## PROBLEM DETAILS
From the thread below on replacing printf with puts, transcribe the passage that opens with the words "#include <stdio.h>" and ends after the words "the compile line.". Keep every character and line break unchanged.
-------- SOURCE
Can printf get replaced by puts automatically in a C program? - c

#include <stdio.h>
int puts(const char* str)
{
return printf("Hiya!\n");
}
int main()
{
printf("Hello world.\n");
return 0;
}
This code outputs "Hiya!" when run. Could someone explain why?
The compile line is:
gcc main.c
EDIT: it's now pure C, and any extraneous stuff has been removed from the compile line.

Yes, a compiler may replace a call to printf by an equivalent call to puts.
Because you defined your own function puts with the same name as a standard library function, your program's behavior is undefined.
Reference: N1570 7.1.3:
All identifiers with external linkage in any of the following subclauses [this includes puts] are always reserved for use as identifiers with external linkage.
...
If the program declares or defines an identifier in a
context in which it is reserved (other than as allowed by 7.1.4), or defines a reserved
identifier as a macro name, the behavior is undefined.
----------------
-------- SUPPLIED ENTRIES
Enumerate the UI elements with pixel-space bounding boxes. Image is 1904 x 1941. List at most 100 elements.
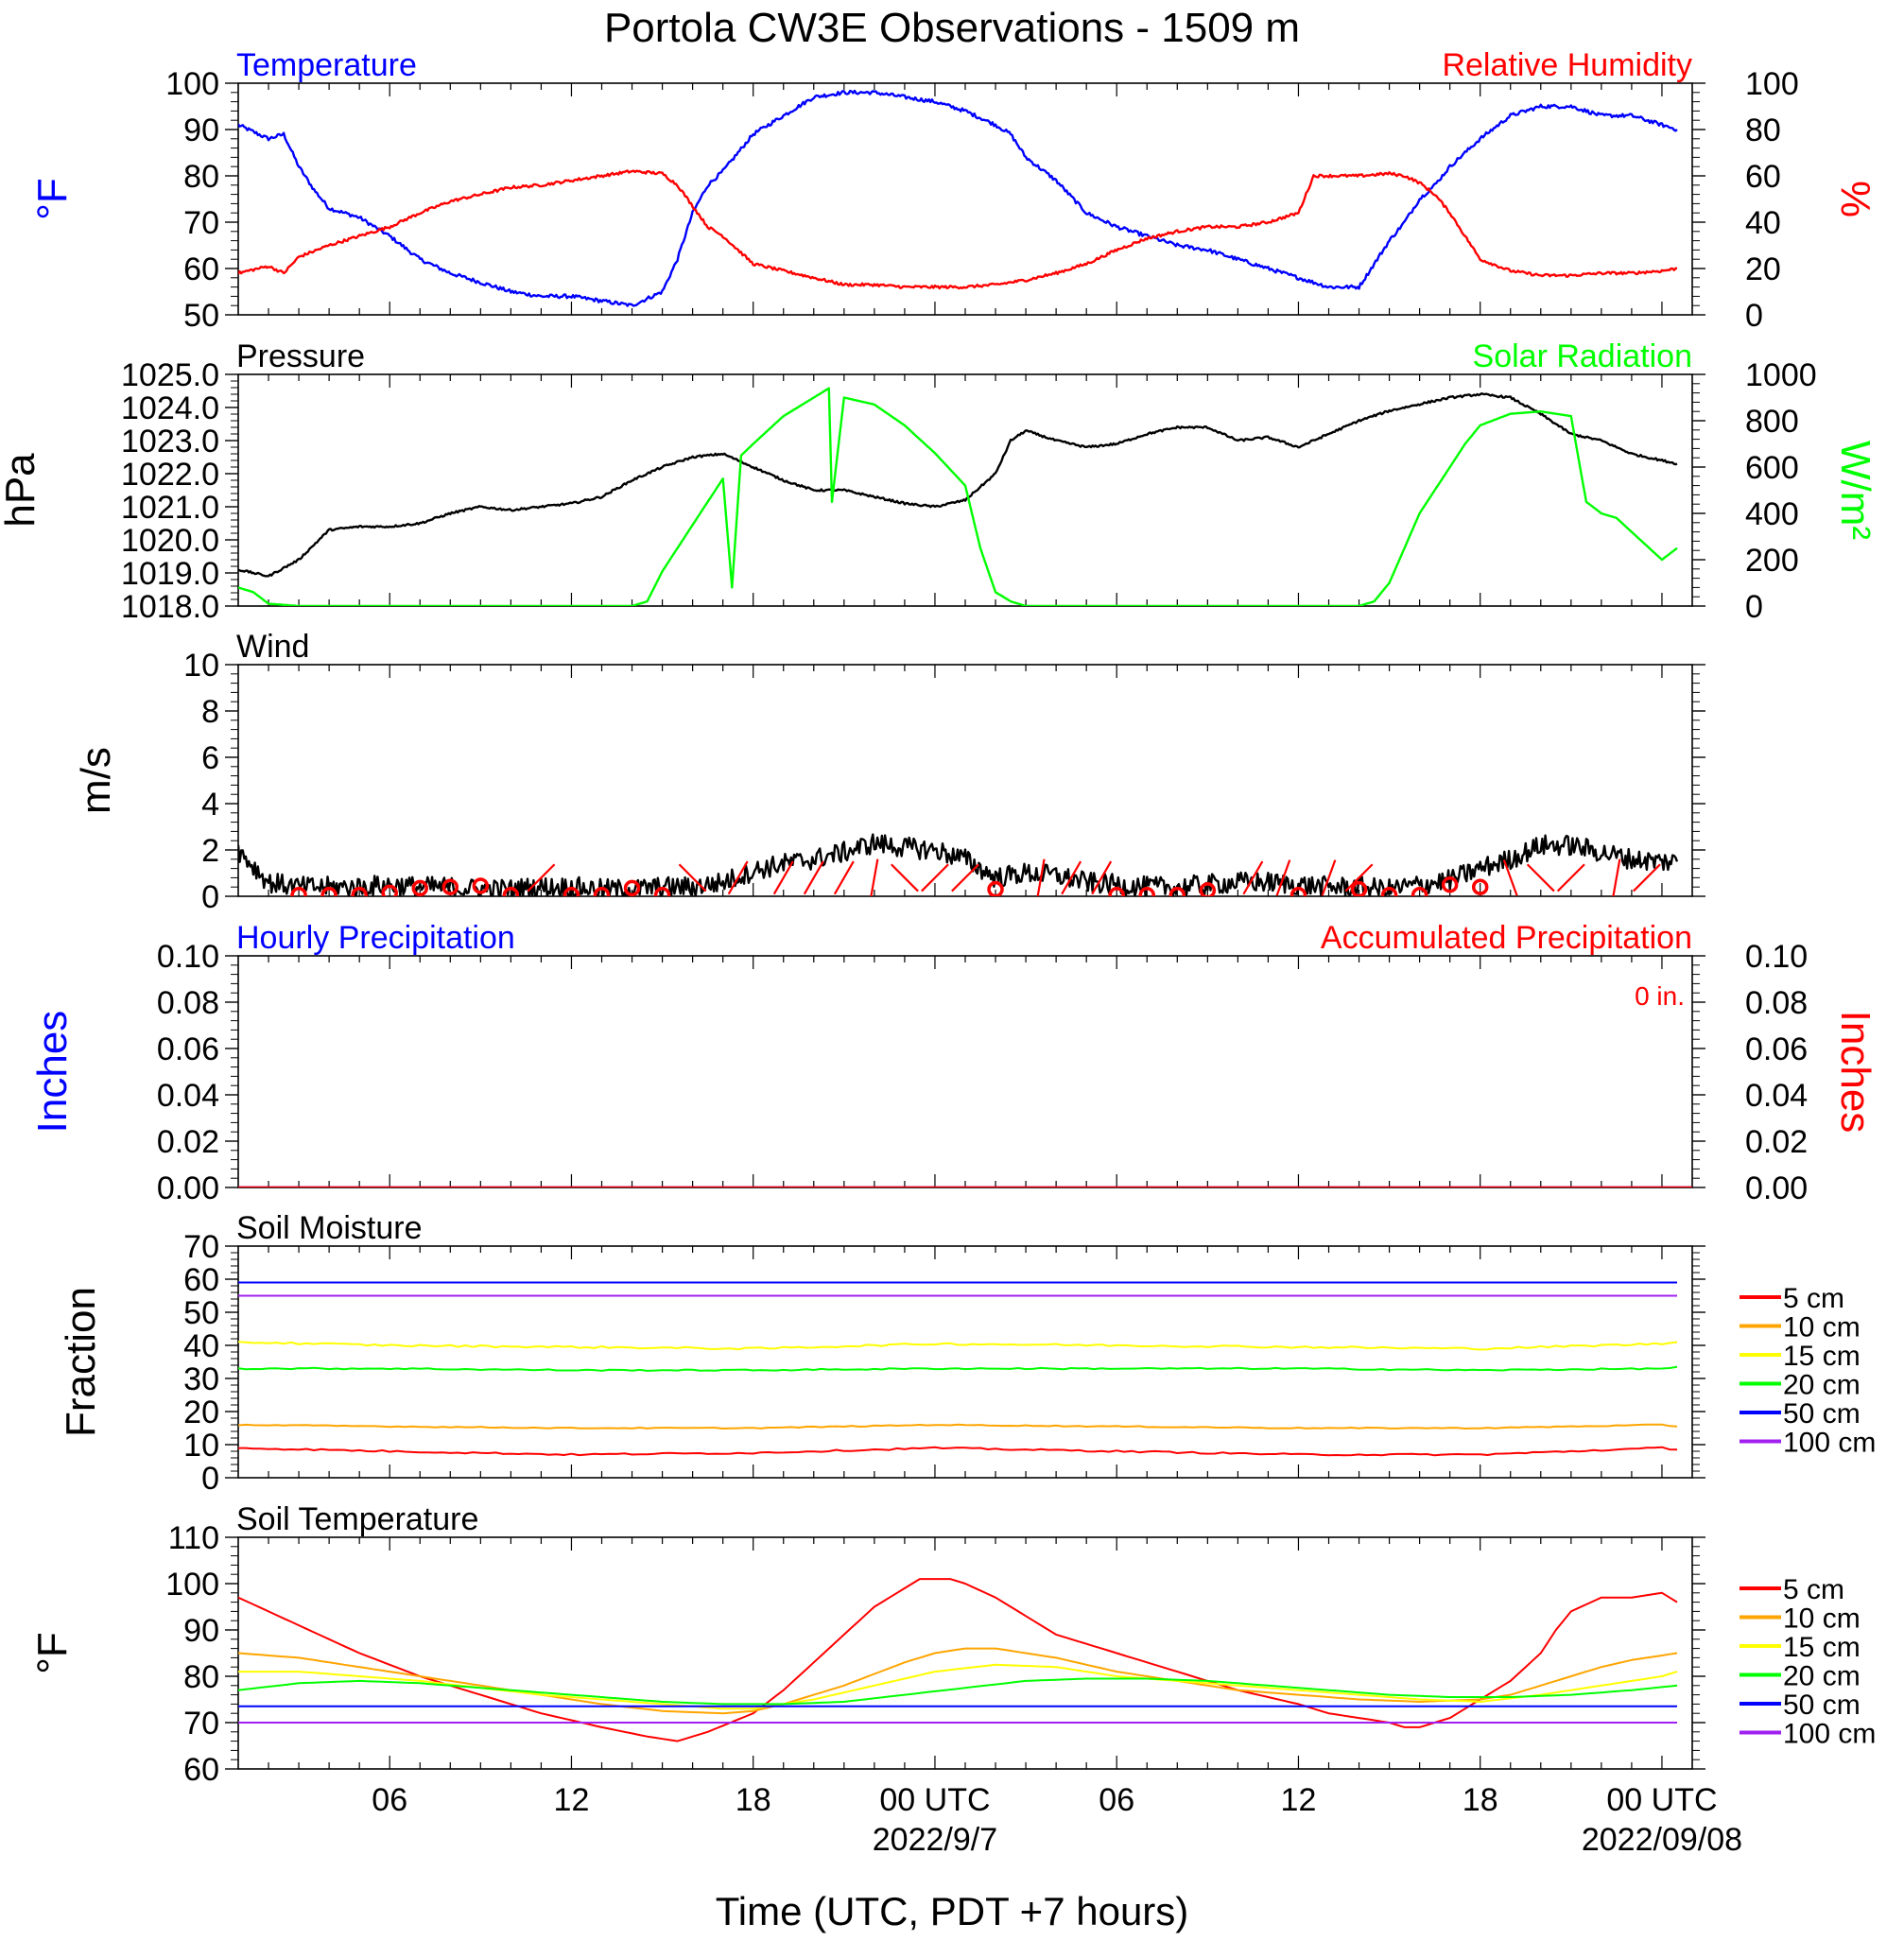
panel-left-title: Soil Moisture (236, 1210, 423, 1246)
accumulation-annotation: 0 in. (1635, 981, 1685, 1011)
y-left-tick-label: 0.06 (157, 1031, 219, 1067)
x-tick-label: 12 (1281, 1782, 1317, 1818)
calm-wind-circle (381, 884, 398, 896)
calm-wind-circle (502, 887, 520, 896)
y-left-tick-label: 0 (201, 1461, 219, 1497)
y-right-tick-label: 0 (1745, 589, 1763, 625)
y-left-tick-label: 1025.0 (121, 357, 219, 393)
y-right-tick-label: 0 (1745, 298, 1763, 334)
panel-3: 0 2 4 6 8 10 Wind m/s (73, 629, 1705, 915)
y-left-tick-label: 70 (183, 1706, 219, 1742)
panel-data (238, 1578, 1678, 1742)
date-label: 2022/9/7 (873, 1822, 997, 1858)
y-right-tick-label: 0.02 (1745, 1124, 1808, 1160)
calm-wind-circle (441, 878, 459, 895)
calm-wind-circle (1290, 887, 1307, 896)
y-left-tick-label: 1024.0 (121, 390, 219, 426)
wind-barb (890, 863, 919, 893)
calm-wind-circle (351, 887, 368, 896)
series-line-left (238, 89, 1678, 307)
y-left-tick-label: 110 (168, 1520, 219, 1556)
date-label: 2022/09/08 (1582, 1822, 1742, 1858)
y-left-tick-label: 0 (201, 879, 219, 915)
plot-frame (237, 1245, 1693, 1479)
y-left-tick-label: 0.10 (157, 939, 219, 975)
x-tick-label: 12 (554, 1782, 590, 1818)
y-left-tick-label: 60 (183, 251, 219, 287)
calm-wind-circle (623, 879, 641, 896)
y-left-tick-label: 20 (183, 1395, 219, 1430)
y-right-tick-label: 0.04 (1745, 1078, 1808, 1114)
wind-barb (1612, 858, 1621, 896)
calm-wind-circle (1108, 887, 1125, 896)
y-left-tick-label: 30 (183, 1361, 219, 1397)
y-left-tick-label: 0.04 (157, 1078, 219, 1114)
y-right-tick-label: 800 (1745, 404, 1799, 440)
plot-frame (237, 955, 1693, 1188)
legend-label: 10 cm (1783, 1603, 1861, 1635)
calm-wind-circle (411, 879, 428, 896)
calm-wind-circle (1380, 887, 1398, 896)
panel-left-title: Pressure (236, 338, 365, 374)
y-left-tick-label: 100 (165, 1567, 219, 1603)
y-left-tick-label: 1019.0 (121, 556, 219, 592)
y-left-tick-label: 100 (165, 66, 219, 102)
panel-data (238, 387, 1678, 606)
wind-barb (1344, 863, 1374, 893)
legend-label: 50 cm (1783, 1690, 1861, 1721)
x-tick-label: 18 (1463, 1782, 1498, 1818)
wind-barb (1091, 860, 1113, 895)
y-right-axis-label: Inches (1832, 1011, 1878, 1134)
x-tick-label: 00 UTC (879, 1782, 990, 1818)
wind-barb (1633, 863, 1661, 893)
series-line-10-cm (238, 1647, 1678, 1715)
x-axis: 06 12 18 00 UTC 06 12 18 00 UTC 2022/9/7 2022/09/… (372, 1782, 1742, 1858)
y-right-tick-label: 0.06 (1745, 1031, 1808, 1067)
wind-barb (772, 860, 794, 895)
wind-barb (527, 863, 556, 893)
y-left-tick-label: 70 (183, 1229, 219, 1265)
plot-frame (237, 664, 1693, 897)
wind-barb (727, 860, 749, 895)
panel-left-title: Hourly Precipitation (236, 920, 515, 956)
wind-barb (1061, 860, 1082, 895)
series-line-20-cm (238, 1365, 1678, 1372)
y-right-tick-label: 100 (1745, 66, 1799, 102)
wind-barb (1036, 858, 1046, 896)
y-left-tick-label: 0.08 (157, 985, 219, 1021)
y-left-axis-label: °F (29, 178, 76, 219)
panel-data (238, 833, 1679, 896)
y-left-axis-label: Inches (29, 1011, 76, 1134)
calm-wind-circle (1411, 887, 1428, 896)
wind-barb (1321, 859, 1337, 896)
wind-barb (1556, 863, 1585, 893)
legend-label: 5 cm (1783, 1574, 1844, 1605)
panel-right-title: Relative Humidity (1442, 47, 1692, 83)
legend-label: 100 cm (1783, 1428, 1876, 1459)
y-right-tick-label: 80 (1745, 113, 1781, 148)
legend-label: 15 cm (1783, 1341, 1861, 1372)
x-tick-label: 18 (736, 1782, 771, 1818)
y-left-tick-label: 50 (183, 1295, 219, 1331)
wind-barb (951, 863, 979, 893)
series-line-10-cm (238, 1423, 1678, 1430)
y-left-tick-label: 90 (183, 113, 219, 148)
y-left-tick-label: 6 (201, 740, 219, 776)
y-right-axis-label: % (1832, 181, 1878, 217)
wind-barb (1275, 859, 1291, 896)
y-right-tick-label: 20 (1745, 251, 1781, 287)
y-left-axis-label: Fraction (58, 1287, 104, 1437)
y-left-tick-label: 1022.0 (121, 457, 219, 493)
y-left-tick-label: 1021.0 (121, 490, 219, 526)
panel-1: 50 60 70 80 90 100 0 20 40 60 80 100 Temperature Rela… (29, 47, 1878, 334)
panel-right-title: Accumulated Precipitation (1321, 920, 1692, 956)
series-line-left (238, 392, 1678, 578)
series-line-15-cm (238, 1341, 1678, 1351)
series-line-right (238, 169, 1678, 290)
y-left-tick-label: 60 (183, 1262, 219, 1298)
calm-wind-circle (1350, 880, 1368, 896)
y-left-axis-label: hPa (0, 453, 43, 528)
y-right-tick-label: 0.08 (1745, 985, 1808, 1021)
----------------
## RESPONSE
#include <stdio.h>
int puts(const char* str)
{
return printf("Hiya!\n");
}
int main()
{
printf("Hello world.\n");
return 0;
}
This code outputs "Hiya!" when run. Could someone explain why?
The compile line is:
gcc main.c
EDIT: it's now pure C, and any extraneous stuff has been removed from the compile line.